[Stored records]
## START
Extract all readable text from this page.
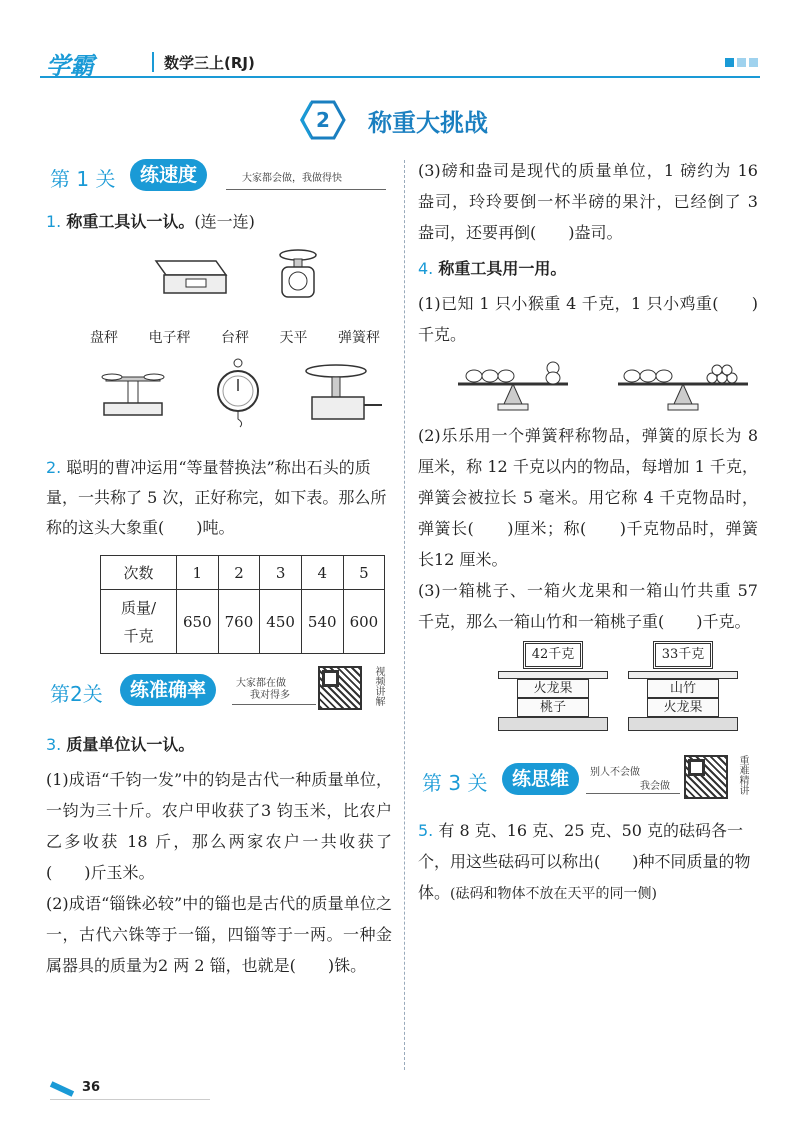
学霸	数学三上(RJ)
2	称重大挑战
第 1 关	练速度	大家都会做，我做得快
1. 称重工具认一认。(连一连)
盘秤 电子秤 台秤 天平 弹簧秤
2. 聪明的曹冲运用“等量替换法”称出石头的质量，一共称了 5 次，正好称完，如下表。那么所称的这头大象重(　　)吨。
次数	1	2	3	4	5
质量/
千克	650	760	450	540	600
第2关	练准确率	大家都在做
我对得多	视频讲解
3. 质量单位认一认。
(1)成语“千钧一发”中的钧是古代一种质量单位，一钧为三十斤。农户甲收获了3 钧玉米，比农户乙多收获 18 斤，那么两家农户一共收获了(　　)斤玉米。
(2)成语“锱铢必较”中的锱也是古代的质量单位之一，古代六铢等于一锱，四锱等于一两。一种金属器具的质量为2 两 2 锱，也就是(　　)铢。
(3)磅和盎司是现代的质量单位，1 磅约为 16 盎司，玲玲要倒一杯半磅的果汁，已经倒了 3 盎司，还要再倒(　　)盎司。
4. 称重工具用一用。
(1)已知 1 只小猴重 4 千克，1 只小鸡重(　　)千克。
(2)乐乐用一个弹簧秤称物品，弹簧的原长为 8 厘米，称 12 千克以内的物品，每增加 1 千克，弹簧会被拉长 5 毫米。用它称 4 千克物品时，弹簧长(　　)厘米；称(　　)千克物品时，弹簧长12 厘米。
(3)一箱桃子、一箱火龙果和一箱山竹共重 57 千克，那么一箱山竹和一箱桃子重(　　)千克。
42千克
火龙果
桃子
33千克
山竹
火龙果
第 3 关	练思维	别人不会做
我会做	重难精讲
5. 有 8 克、16 克、25 克、50 克的砝码各一个，用这些砝码可以称出(　　)种不同质量的物体。(砝码和物体不放在天平的同一侧)
36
## END
Give back the whole listing as it stands, minus its pictures.

Extract all readable text from this page.
学霸	数学三上(RJ)
2	称重大挑战
第 1 关	练速度	大家都会做，我做得快
1. 称重工具认一认。(连一连)
盘秤 电子秤 台秤 天平 弹簧秤
2. 聪明的曹冲运用“等量替换法”称出石头的质量，一共称了 5 次，正好称完，如下表。那么所称的这头大象重(　　)吨。
次数	1	2	3	4	5
质量/
千克	650	760	450	540	600
第2关	练准确率	大家都在做
我对得多	视频讲解
3. 质量单位认一认。
(1)成语“千钧一发”中的钧是古代一种质量单位，一钧为三十斤。农户甲收获了3 钧玉米，比农户乙多收获 18 斤，那么两家农户一共收获了(　　)斤玉米。
(2)成语“锱铢必较”中的锱也是古代的质量单位之一，古代六铢等于一锱，四锱等于一两。一种金属器具的质量为2 两 2 锱，也就是(　　)铢。
(3)磅和盎司是现代的质量单位，1 磅约为 16 盎司，玲玲要倒一杯半磅的果汁，已经倒了 3 盎司，还要再倒(　　)盎司。
4. 称重工具用一用。
(1)已知 1 只小猴重 4 千克，1 只小鸡重(　　)千克。
(2)乐乐用一个弹簧秤称物品，弹簧的原长为 8 厘米，称 12 千克以内的物品，每增加 1 千克，弹簧会被拉长 5 毫米。用它称 4 千克物品时，弹簧长(　　)厘米；称(　　)千克物品时，弹簧长12 厘米。
(3)一箱桃子、一箱火龙果和一箱山竹共重 57 千克，那么一箱山竹和一箱桃子重(　　)千克。
42千克
火龙果
桃子
33千克
山竹
火龙果
第 3 关	练思维	别人不会做
我会做	重难精讲
5. 有 8 克、16 克、25 克、50 克的砝码各一个，用这些砝码可以称出(　　)种不同质量的物体。(砝码和物体不放在天平的同一侧)
36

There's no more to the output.